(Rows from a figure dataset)
□ □ □
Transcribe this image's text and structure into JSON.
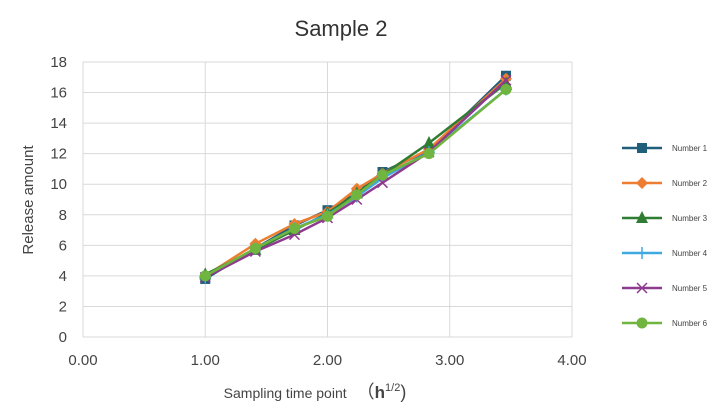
{
  "chart_data": {
    "type": "line",
    "title": "Sample 2",
    "xlabel": "Sampling time point",
    "xlabel_unit_base": "h",
    "xlabel_unit_sup": "1/2",
    "ylabel": "Release amount",
    "xlim": [
      0,
      4
    ],
    "ylim": [
      0,
      18
    ],
    "xticks": [
      "0.00",
      "1.00",
      "2.00",
      "3.00",
      "4.00"
    ],
    "yticks": [
      "0",
      "2",
      "4",
      "6",
      "8",
      "10",
      "12",
      "14",
      "16",
      "18"
    ],
    "grid": true,
    "legend_position": "right",
    "x": [
      1.0,
      1.41,
      1.73,
      2.0,
      2.24,
      2.45,
      2.83,
      3.46
    ],
    "series": [
      {
        "name": "Number 1",
        "color": "#1f5f7a",
        "marker": "square",
        "values": [
          3.8,
          5.8,
          7.3,
          8.3,
          9.4,
          10.8,
          12.2,
          17.1
        ]
      },
      {
        "name": "Number 2",
        "color": "#ed7d31",
        "marker": "diamond",
        "values": [
          4.0,
          6.1,
          7.4,
          8.2,
          9.7,
          10.7,
          12.3,
          16.9
        ]
      },
      {
        "name": "Number 3",
        "color": "#2e7d32",
        "marker": "triangle",
        "values": [
          4.1,
          5.7,
          7.0,
          8.1,
          9.4,
          10.6,
          12.7,
          16.6
        ]
      },
      {
        "name": "Number 4",
        "color": "#3fa9e0",
        "marker": "plus",
        "values": [
          3.9,
          5.8,
          7.1,
          8.0,
          9.2,
          10.4,
          12.1,
          16.2
        ]
      },
      {
        "name": "Number 5",
        "color": "#8e3a8e",
        "marker": "x",
        "values": [
          3.9,
          5.6,
          6.7,
          7.8,
          9.0,
          10.1,
          12.1,
          16.8
        ]
      },
      {
        "name": "Number 6",
        "color": "#70b53f",
        "marker": "circle",
        "values": [
          4.0,
          5.8,
          7.1,
          7.9,
          9.3,
          10.6,
          12.0,
          16.2
        ]
      }
    ]
  }
}
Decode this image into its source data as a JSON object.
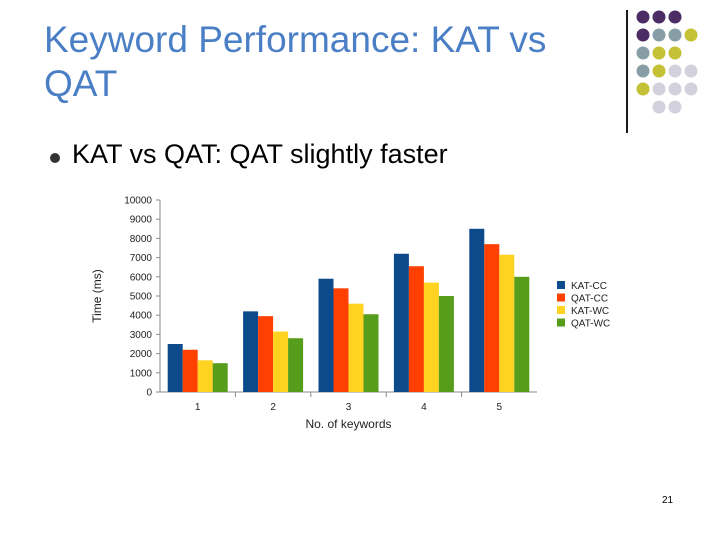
□ □ □
== GIVEN EXERCISE ==
Show the lines of the data that hold the word "Number".

== TASK RESULT ==
        "name": "Number 1",
        "name": "Number 2",
        "name": "Number 3",
        "name": "Number 4",
        "name": "Number 5",
        "name": "Number 6",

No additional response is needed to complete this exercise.